**Short exercise**
Select every line below containing the word "color".

**Records supplied**
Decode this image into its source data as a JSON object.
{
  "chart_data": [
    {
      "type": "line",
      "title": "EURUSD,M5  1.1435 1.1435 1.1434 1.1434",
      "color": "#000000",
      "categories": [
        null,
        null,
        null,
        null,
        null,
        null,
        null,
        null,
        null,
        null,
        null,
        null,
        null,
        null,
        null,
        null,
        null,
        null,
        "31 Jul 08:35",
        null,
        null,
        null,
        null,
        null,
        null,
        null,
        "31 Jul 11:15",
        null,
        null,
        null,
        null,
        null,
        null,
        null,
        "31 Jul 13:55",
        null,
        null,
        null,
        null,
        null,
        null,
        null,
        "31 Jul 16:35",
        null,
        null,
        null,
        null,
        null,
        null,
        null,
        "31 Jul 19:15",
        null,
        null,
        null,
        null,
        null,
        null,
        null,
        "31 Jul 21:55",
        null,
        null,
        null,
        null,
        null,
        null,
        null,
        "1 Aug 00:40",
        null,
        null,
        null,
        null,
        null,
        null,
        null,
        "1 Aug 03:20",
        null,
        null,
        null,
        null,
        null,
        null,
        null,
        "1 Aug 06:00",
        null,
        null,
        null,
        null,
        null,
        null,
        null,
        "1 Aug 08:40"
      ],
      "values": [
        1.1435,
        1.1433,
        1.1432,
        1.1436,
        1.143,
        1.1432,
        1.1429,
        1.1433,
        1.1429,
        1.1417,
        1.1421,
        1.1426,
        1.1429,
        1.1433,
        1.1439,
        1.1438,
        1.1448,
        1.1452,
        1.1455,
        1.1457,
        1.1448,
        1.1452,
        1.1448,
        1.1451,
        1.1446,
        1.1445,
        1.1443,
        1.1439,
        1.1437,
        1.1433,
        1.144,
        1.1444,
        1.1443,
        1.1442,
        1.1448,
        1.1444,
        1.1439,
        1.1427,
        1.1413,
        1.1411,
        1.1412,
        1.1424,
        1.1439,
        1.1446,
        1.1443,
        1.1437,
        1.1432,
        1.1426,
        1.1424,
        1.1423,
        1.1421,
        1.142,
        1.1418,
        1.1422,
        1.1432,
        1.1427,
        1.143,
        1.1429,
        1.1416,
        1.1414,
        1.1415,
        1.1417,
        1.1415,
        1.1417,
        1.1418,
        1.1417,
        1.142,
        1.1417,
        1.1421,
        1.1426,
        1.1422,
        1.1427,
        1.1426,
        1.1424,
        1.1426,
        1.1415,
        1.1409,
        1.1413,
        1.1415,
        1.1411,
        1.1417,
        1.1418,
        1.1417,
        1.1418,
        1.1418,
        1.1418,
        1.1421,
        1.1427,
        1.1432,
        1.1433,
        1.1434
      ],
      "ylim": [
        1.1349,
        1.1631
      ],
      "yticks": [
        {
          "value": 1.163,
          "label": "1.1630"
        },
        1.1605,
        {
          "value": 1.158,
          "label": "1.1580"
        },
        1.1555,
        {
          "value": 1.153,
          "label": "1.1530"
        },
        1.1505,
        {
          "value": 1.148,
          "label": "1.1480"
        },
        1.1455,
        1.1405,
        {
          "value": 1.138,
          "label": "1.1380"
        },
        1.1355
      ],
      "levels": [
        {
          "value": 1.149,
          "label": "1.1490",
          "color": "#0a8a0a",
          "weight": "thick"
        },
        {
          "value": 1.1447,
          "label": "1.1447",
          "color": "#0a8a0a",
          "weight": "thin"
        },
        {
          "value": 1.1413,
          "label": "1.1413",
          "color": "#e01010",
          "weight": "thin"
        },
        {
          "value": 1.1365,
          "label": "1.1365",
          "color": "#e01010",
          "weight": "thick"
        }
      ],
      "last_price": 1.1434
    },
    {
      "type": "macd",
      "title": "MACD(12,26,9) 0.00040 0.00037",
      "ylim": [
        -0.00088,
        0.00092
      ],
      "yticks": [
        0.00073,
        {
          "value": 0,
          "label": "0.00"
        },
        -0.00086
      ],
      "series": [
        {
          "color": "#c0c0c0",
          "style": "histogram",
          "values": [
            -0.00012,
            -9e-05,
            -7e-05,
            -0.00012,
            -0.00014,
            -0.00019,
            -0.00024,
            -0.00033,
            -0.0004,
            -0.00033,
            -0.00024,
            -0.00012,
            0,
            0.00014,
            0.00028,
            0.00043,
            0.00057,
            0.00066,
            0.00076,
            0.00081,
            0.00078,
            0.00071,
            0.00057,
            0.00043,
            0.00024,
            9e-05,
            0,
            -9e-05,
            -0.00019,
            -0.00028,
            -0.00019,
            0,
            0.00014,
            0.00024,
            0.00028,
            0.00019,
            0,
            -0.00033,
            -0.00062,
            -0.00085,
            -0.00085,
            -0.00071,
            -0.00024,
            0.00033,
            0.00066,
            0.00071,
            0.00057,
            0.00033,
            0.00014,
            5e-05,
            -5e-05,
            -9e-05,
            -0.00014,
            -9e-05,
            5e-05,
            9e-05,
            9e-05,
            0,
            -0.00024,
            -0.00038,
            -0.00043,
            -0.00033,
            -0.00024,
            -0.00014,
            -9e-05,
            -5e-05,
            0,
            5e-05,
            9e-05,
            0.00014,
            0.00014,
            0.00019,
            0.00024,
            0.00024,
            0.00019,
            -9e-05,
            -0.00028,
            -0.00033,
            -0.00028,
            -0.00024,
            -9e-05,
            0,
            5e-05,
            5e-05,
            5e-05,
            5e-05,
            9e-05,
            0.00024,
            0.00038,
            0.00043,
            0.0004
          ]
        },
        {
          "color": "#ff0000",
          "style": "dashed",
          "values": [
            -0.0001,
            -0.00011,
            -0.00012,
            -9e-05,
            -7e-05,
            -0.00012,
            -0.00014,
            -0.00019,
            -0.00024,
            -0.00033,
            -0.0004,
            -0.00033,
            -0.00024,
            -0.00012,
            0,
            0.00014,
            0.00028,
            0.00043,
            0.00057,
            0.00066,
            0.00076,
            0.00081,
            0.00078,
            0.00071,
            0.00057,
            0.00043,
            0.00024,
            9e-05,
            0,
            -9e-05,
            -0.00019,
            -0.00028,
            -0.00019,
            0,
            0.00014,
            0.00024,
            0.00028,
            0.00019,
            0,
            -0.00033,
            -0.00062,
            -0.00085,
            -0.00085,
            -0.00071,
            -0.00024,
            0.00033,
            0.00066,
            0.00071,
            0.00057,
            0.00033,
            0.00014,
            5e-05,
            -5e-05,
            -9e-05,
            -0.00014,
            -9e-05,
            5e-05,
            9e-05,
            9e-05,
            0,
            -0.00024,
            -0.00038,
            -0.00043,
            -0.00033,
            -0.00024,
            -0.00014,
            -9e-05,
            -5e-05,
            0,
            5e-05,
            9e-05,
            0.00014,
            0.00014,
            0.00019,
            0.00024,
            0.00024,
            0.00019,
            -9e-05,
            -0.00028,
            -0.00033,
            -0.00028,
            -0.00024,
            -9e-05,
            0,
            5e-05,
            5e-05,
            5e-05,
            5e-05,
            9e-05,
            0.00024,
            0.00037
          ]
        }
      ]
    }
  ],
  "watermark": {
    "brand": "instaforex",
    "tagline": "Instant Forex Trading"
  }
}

**Complete response**
      "color": "#000000",
          "color": "#0a8a0a",
          "color": "#0a8a0a",
          "color": "#e01010",
          "color": "#e01010",
          "color": "#c0c0c0",
          "color": "#ff0000",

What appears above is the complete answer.